Direction: Write out the records below word for word, please.

(Recorded data)
-*-
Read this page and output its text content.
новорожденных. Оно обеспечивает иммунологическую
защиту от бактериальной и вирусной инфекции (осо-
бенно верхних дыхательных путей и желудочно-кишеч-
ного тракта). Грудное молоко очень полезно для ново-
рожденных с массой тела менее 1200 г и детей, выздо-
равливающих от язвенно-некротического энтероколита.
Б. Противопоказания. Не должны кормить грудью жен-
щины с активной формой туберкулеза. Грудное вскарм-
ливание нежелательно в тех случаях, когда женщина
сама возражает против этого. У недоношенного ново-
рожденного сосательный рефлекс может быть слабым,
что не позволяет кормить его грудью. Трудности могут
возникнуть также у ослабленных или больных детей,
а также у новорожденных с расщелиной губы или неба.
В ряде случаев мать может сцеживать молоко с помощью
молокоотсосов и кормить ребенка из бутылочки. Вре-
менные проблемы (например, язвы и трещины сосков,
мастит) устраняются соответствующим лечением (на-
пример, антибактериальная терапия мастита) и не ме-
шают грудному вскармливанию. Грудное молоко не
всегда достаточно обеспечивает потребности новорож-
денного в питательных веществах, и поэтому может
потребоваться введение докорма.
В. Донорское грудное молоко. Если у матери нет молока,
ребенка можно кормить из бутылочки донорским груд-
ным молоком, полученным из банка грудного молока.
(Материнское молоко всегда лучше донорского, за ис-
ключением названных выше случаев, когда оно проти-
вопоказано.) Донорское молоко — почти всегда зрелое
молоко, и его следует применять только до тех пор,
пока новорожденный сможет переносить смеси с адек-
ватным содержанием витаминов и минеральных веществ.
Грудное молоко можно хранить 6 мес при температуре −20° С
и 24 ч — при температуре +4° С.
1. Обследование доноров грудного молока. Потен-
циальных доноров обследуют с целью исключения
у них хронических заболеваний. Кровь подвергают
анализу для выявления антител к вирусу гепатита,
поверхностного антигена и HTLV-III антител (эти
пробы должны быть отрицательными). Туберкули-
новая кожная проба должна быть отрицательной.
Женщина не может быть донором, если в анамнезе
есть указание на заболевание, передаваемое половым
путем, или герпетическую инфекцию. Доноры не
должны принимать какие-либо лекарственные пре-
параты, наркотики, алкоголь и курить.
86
-*-
Result below:
Read this page and output its text content.
новорожденных. Оно обеспечивает иммунологическую
защиту от бактериальной и вирусной инфекции (осо-
бенно верхних дыхательных путей и желудочно-кишеч-
ного тракта). Грудное молоко очень полезно для ново-
рожденных с массой тела менее 1200 г и детей, выздо-
равливающих от язвенно-некротического энтероколита.
Б. Противопоказания. Не должны кормить грудью жен-
щины с активной формой туберкулеза. Грудное вскарм-
ливание нежелательно в тех случаях, когда женщина
сама возражает против этого. У недоношенного ново-
рожденного сосательный рефлекс может быть слабым,
что не позволяет кормить его грудью. Трудности могут
возникнуть также у ослабленных или больных детей,
а также у новорожденных с расщелиной губы или неба.
В ряде случаев мать может сцеживать молоко с помощью
молокоотсосов и кормить ребенка из бутылочки. Вре-
менные проблемы (например, язвы и трещины сосков,
мастит) устраняются соответствующим лечением (на-
пример, антибактериальная терапия мастита) и не ме-
шают грудному вскармливанию. Грудное молоко не
всегда достаточно обеспечивает потребности новорож-
денного в питательных веществах, и поэтому может
потребоваться введение докорма.
В. Донорское грудное молоко. Если у матери нет молока,
ребенка можно кормить из бутылочки донорским груд-
ным молоком, полученным из банка грудного молока.
(Материнское молоко всегда лучше донорского, за ис-
ключением названных выше случаев, когда оно проти-
вопоказано.) Донорское молоко — почти всегда зрелое
молоко, и его следует применять только до тех пор,
пока новорожденный сможет переносить смеси с адек-
ватным содержанием витаминов и минеральных веществ.
Грудное молоко можно хранить 6 мес при температуре −20° С
и 24 ч — при температуре +4° С.
1. Обследование доноров грудного молока. Потен-
циальных доноров обследуют с целью исключения
у них хронических заболеваний. Кровь подвергают
анализу для выявления антител к вирусу гепатита,
поверхностного антигена и HTLV-III антител (эти
пробы должны быть отрицательными). Туберкули-
новая кожная проба должна быть отрицательной.
Женщина не может быть донором, если в анамнезе
есть указание на заболевание, передаваемое половым
путем, или герпетическую инфекцию. Доноры не
должны принимать какие-либо лекарственные пре-
параты, наркотики, алкоголь и курить.
86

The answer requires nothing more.